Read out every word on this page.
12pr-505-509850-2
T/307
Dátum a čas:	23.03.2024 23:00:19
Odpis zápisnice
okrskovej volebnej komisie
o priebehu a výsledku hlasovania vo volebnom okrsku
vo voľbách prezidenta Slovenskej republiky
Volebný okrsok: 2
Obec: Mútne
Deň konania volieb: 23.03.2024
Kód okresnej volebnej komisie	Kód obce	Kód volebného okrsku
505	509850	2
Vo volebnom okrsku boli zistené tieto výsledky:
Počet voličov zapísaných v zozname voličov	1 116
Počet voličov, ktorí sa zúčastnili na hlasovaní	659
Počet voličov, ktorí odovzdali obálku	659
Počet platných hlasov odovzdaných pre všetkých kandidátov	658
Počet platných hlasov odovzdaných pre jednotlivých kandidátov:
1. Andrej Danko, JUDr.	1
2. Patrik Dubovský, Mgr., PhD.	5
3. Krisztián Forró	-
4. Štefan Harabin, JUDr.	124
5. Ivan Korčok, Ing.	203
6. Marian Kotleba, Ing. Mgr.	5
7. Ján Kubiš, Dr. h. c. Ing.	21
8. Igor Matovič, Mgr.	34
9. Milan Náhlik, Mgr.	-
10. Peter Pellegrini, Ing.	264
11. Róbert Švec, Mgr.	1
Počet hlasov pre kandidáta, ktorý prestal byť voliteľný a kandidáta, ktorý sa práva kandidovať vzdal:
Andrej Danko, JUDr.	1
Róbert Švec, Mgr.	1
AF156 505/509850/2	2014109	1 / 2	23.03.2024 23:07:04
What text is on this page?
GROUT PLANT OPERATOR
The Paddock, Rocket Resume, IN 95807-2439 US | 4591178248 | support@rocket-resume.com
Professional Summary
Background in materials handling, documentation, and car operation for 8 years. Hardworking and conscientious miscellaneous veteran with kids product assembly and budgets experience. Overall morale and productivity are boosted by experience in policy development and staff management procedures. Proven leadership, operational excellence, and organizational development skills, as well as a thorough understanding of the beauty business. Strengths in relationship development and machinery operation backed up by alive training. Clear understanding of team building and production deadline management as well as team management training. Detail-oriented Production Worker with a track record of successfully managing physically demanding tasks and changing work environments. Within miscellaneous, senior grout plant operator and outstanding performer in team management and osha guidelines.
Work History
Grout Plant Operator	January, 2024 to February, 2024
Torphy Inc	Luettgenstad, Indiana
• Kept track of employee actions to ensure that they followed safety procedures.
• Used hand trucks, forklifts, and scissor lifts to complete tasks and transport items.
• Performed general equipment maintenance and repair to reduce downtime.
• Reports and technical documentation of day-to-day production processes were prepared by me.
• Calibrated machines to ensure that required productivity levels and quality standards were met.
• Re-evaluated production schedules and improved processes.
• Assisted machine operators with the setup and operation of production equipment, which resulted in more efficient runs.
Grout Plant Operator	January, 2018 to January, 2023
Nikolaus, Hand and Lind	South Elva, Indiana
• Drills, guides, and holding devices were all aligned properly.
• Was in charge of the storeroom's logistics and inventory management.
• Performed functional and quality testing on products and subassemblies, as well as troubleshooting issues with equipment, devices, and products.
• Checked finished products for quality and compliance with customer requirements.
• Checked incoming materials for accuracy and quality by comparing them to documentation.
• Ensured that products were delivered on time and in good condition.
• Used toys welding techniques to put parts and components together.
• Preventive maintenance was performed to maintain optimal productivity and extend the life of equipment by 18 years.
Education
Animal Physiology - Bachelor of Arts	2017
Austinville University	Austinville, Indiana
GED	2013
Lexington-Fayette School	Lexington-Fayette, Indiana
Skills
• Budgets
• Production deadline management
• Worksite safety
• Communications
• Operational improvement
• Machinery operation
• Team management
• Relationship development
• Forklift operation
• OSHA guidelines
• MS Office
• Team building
- - - - - - -
Exercise brief:
Take the listing above and write it out again exactly.

Answer to this exercise:
Read out every word on this page.
12pr-505-509850-2
T/307
Dátum a čas:	23.03.2024 23:00:19
Odpis zápisnice
okrskovej volebnej komisie
o priebehu a výsledku hlasovania vo volebnom okrsku
vo voľbách prezidenta Slovenskej republiky
Volebný okrsok: 2
Obec: Mútne
Deň konania volieb: 23.03.2024
Kód okresnej volebnej komisie	Kód obce	Kód volebného okrsku
505	509850	2
Vo volebnom okrsku boli zistené tieto výsledky:
Počet voličov zapísaných v zozname voličov	1 116
Počet voličov, ktorí sa zúčastnili na hlasovaní	659
Počet voličov, ktorí odovzdali obálku	659
Počet platných hlasov odovzdaných pre všetkých kandidátov	658
Počet platných hlasov odovzdaných pre jednotlivých kandidátov:
1. Andrej Danko, JUDr.	1
2. Patrik Dubovský, Mgr., PhD.	5
3. Krisztián Forró	-
4. Štefan Harabin, JUDr.	124
5. Ivan Korčok, Ing.	203
6. Marian Kotleba, Ing. Mgr.	5
7. Ján Kubiš, Dr. h. c. Ing.	21
8. Igor Matovič, Mgr.	34
9. Milan Náhlik, Mgr.	-
10. Peter Pellegrini, Ing.	264
11. Róbert Švec, Mgr.	1
Počet hlasov pre kandidáta, ktorý prestal byť voliteľný a kandidáta, ktorý sa práva kandidovať vzdal:
Andrej Danko, JUDr.	1
Róbert Švec, Mgr.	1
AF156 505/509850/2	2014109	1 / 2	23.03.2024 23:07:04
What text is on this page?
GROUT PLANT OPERATOR
The Paddock, Rocket Resume, IN 95807-2439 US | 4591178248 | support@rocket-resume.com
Professional Summary
Background in materials handling, documentation, and car operation for 8 years. Hardworking and conscientious miscellaneous veteran with kids product assembly and budgets experience. Overall morale and productivity are boosted by experience in policy development and staff management procedures. Proven leadership, operational excellence, and organizational development skills, as well as a thorough understanding of the beauty business. Strengths in relationship development and machinery operation backed up by alive training. Clear understanding of team building and production deadline management as well as team management training. Detail-oriented Production Worker with a track record of successfully managing physically demanding tasks and changing work environments. Within miscellaneous, senior grout plant operator and outstanding performer in team management and osha guidelines.
Work History
Grout Plant Operator	January, 2024 to February, 2024
Torphy Inc	Luettgenstad, Indiana
• Kept track of employee actions to ensure that they followed safety procedures.
• Used hand trucks, forklifts, and scissor lifts to complete tasks and transport items.
• Performed general equipment maintenance and repair to reduce downtime.
• Reports and technical documentation of day-to-day production processes were prepared by me.
• Calibrated machines to ensure that required productivity levels and quality standards were met.
• Re-evaluated production schedules and improved processes.
• Assisted machine operators with the setup and operation of production equipment, which resulted in more efficient runs.
Grout Plant Operator	January, 2018 to January, 2023
Nikolaus, Hand and Lind	South Elva, Indiana
• Drills, guides, and holding devices were all aligned properly.
• Was in charge of the storeroom's logistics and inventory management.
• Performed functional and quality testing on products and subassemblies, as well as troubleshooting issues with equipment, devices, and products.
• Checked finished products for quality and compliance with customer requirements.
• Checked incoming materials for accuracy and quality by comparing them to documentation.
• Ensured that products were delivered on time and in good condition.
• Used toys welding techniques to put parts and components together.
• Preventive maintenance was performed to maintain optimal productivity and extend the life of equipment by 18 years.
Education
Animal Physiology - Bachelor of Arts	2017
Austinville University	Austinville, Indiana
GED	2013
Lexington-Fayette School	Lexington-Fayette, Indiana
Skills
• Budgets
• Production deadline management
• Worksite safety
• Communications
• Operational improvement
• Machinery operation
• Team management
• Relationship development
• Forklift operation
• OSHA guidelines
• MS Office
• Team building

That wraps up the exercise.